Records excerpted from a collection:
+ + + +
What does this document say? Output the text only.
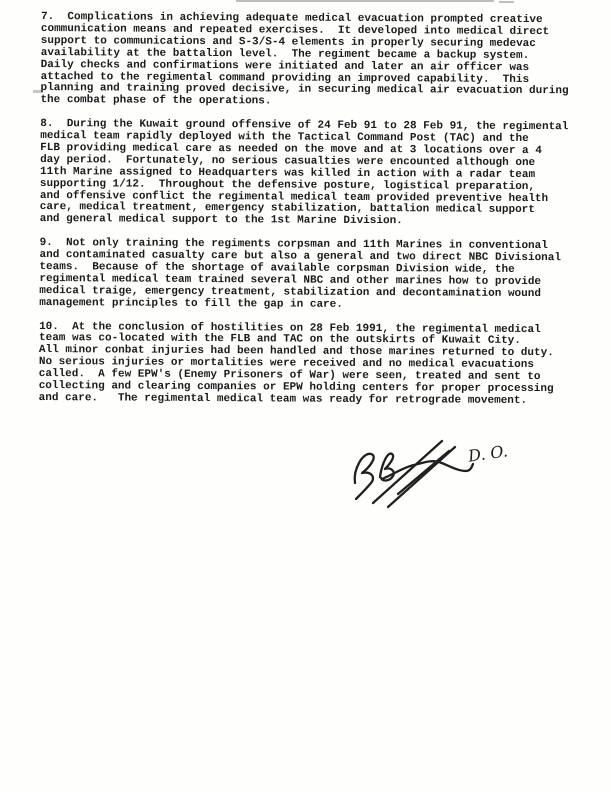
7.  Complications in achieving adequate medical evacuation prompted creative
communication means and repeated exercises.  It developed into medical direct
support to communications and S-3/S-4 elements in properly securing medevac
availability at the battalion level.  The regiment became a backup system.
Daily checks and confirmations were initiated and later an air officer was
attached to the regimental command providing an improved capability.  This
planning and training proved decisive, in securing medical air evacuation during
the combat phase of the operations.
8.  During the Kuwait ground offensive of 24 Feb 91 to 28 Feb 91, the regimental
medical team rapidly deployed with the Tactical Command Post (TAC) and the
FLB providing medical care as needed on the move and at 3 locations over a 4
day period.  Fortunately, no serious casualties were encounted although one
11th Marine assigned to Headquarters was killed in action with a radar team
supporting 1/12.  Throughout the defensive posture, logistical preparation,
and offensive conflict the regimental medical team provided preventive health
care, medical treatment, emergency stabilization, battalion medical support
and general medical support to the 1st Marine Division.
9.  Not only training the regiments corpsman and 11th Marines in conventional
and contaminated casualty care but also a general and two direct NBC Divisional
teams.  Because of the shortage of available corpsman Division wide, the
regimental medical team trained several NBC and other marines how to provide
medical traige, emergency treatment, stabilization and decontamination wound
management principles to fill the gap in care.
10.  At the conclusion of hostilities on 28 Feb 1991, the regimental medical
team was co-located with the FLB and TAC on the outskirts of Kuwait City.
All minor conbat injuries had been handled and those marines returned to duty.
No serious injuries or mortalities were received and no medical evacuations
called.  A few EPW's (Enemy Prisoners of War) were seen, treated and sent to
collecting and clearing companies or EPW holding centers for proper processing
and care.   The regimental medical team was ready for retrograde movement.
D. O.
+ + + +
§ Work instructions
Using the records above, copy each line that contains "treatment".

§ Response for this exercise
care, medical treatment, emergency stabilization, battalion medical support
medical traige, emergency treatment, stabilization and decontamination wound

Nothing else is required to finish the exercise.